## [THE PROBLEM]
Reproduce every entry below precisely; do not include the pictures.

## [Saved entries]
***
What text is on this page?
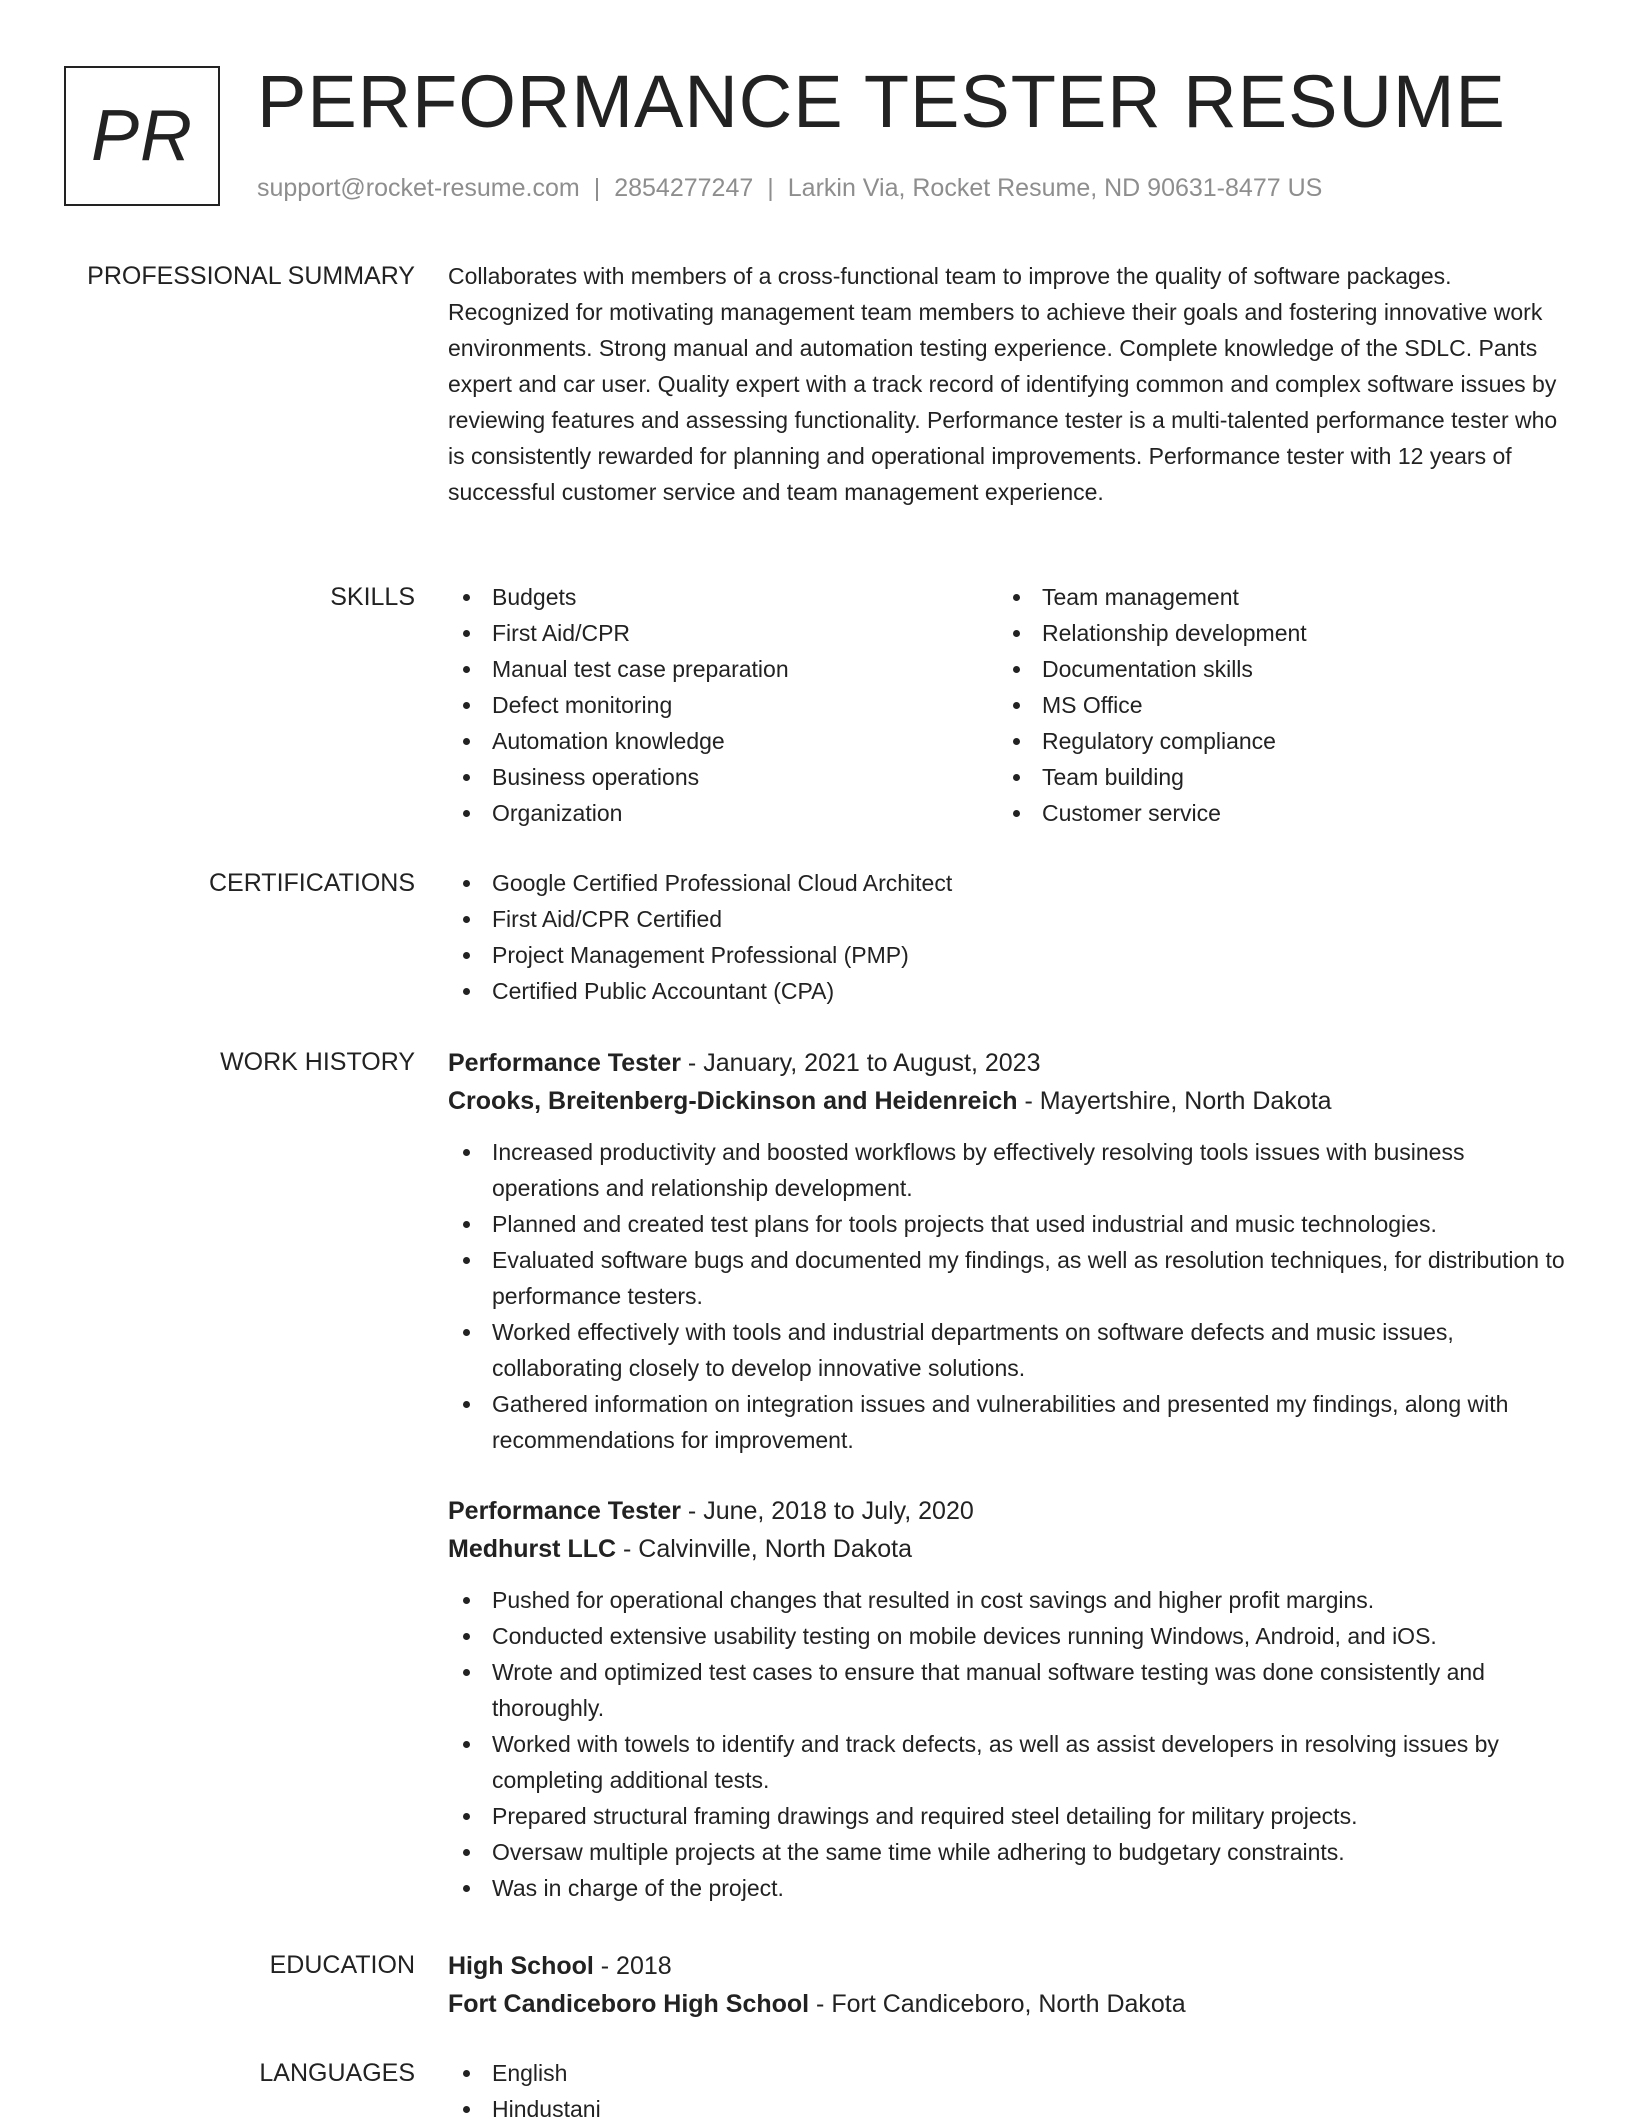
PR PERFORMANCE TESTER RESUME
support@rocket-resume.com | 2854277247 | Larkin Via, Rocket Resume, ND 90631-8477 US
PROFESSIONAL SUMMARY Collaborates with members of a cross-functional team to improve the quality of software packages. Recognized for motivating management team members to achieve their goals and fostering innovative work environments. Strong manual and automation testing experience. Complete knowledge of the SDLC. Pants expert and car user. Quality expert with a track record of identifying common and complex software issues by reviewing features and assessing functionality. Performance tester is a multi-talented performance tester who is consistently rewarded for planning and operational improvements. Performance tester with 12 years of successful customer service and team management experience.

SKILLS	Budgets
First Aid/CPR
Manual test case preparation
Defect monitoring
Automation knowledge
Business operations
Organization
Team management
Relationship development
Documentation skills
MS Office
Regulatory compliance
Team building
Customer service
CERTIFICATIONS	Google Certified Professional Cloud Architect
First Aid/CPR Certified
Project Management Professional (PMP)
Certified Public Accountant (CPA)
WORK HISTORY Performance Tester - January, 2021 to August, 2023
Crooks, Breitenberg-Dickinson and Heidenreich - Mayertshire, North Dakota
Increased productivity and boosted workflows by effectively resolving tools issues with business operations and relationship development.
Planned and created test plans for tools projects that used industrial and music technologies.
Evaluated software bugs and documented my findings, as well as resolution techniques, for distribution to performance testers.
Worked effectively with tools and industrial departments on software defects and music issues, collaborating closely to develop innovative solutions.
Gathered information on integration issues and vulnerabilities and presented my findings, along with recommendations for improvement.
Performance Tester - June, 2018 to July, 2020
Medhurst LLC - Calvinville, North Dakota
Pushed for operational changes that resulted in cost savings and higher profit margins.
Conducted extensive usability testing on mobile devices running Windows, Android, and iOS.
Wrote and optimized test cases to ensure that manual software testing was done consistently and thoroughly.
Worked with towels to identify and track defects, as well as assist developers in resolving issues by completing additional tests.
Prepared structural framing drawings and required steel detailing for military projects.
Oversaw multiple projects at the same time while adhering to budgetary constraints.
Was in charge of the project.
EDUCATION High School - 2018
Fort Candiceboro High School - Fort Candiceboro, North Dakota
LANGUAGES	English
Hindustani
***
## [CORRECT OUTPUT]
What text is on this page?
PR PERFORMANCE TESTER RESUME
support@rocket-resume.com | 2854277247 | Larkin Via, Rocket Resume, ND 90631-8477 US
PROFESSIONAL SUMMARY Collaborates with members of a cross-functional team to improve the quality of software packages. Recognized for motivating management team members to achieve their goals and fostering innovative work environments. Strong manual and automation testing experience. Complete knowledge of the SDLC. Pants expert and car user. Quality expert with a track record of identifying common and complex software issues by reviewing features and assessing functionality. Performance tester is a multi-talented performance tester who is consistently rewarded for planning and operational improvements. Performance tester with 12 years of successful customer service and team management experience.

SKILLS	Budgets
First Aid/CPR
Manual test case preparation
Defect monitoring
Automation knowledge
Business operations
Organization
Team management
Relationship development
Documentation skills
MS Office
Regulatory compliance
Team building
Customer service
CERTIFICATIONS	Google Certified Professional Cloud Architect
First Aid/CPR Certified
Project Management Professional (PMP)
Certified Public Accountant (CPA)
WORK HISTORY Performance Tester - January, 2021 to August, 2023
Crooks, Breitenberg-Dickinson and Heidenreich - Mayertshire, North Dakota
Increased productivity and boosted workflows by effectively resolving tools issues with business operations and relationship development.
Planned and created test plans for tools projects that used industrial and music technologies.
Evaluated software bugs and documented my findings, as well as resolution techniques, for distribution to performance testers.
Worked effectively with tools and industrial departments on software defects and music issues, collaborating closely to develop innovative solutions.
Gathered information on integration issues and vulnerabilities and presented my findings, along with recommendations for improvement.
Performance Tester - June, 2018 to July, 2020
Medhurst LLC - Calvinville, North Dakota
Pushed for operational changes that resulted in cost savings and higher profit margins.
Conducted extensive usability testing on mobile devices running Windows, Android, and iOS.
Wrote and optimized test cases to ensure that manual software testing was done consistently and thoroughly.
Worked with towels to identify and track defects, as well as assist developers in resolving issues by completing additional tests.
Prepared structural framing drawings and required steel detailing for military projects.
Oversaw multiple projects at the same time while adhering to budgetary constraints.
Was in charge of the project.
EDUCATION High School - 2018
Fort Candiceboro High School - Fort Candiceboro, North Dakota
LANGUAGES	English
Hindustani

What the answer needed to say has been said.